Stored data
◆ ◆ ◆ ◆

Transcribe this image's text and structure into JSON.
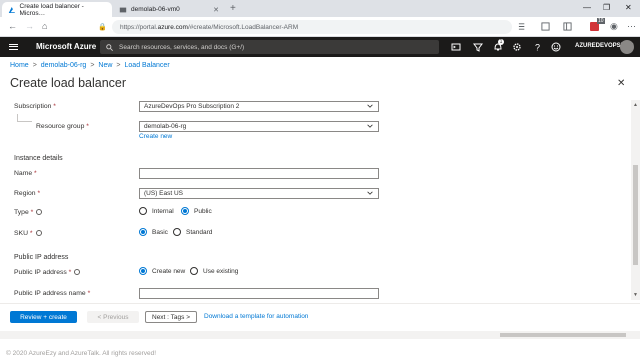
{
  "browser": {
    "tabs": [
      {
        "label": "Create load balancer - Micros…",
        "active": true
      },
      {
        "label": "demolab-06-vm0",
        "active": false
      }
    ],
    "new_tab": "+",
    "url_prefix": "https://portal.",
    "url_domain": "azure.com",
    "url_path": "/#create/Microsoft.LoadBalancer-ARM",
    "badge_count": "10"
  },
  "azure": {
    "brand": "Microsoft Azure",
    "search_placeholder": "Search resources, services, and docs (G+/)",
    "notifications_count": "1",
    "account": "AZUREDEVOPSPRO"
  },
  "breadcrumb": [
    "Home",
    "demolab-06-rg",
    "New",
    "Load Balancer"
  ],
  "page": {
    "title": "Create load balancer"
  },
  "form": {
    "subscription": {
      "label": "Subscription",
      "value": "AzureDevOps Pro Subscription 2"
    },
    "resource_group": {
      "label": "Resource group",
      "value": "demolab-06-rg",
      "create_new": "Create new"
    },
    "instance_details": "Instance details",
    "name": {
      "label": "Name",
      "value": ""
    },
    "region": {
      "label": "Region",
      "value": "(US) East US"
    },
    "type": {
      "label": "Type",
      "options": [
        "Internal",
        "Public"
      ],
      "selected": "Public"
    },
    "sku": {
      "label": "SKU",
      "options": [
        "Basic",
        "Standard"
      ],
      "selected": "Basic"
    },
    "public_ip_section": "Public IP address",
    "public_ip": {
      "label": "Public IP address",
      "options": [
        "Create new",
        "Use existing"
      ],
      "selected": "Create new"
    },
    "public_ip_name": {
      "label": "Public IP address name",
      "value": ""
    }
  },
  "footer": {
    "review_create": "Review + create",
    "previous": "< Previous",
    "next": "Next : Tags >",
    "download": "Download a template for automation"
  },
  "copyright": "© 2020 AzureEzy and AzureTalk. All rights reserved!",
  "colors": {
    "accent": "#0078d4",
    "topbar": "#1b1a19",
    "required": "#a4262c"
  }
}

◆ ◆ ◆ ◆

:: Problem description ::
Pull out every line containing "demolab".

:: Full solution ::
        "label": "demolab-06-vm0",
    "demolab-06-rg",
      "value": "demolab-06-rg",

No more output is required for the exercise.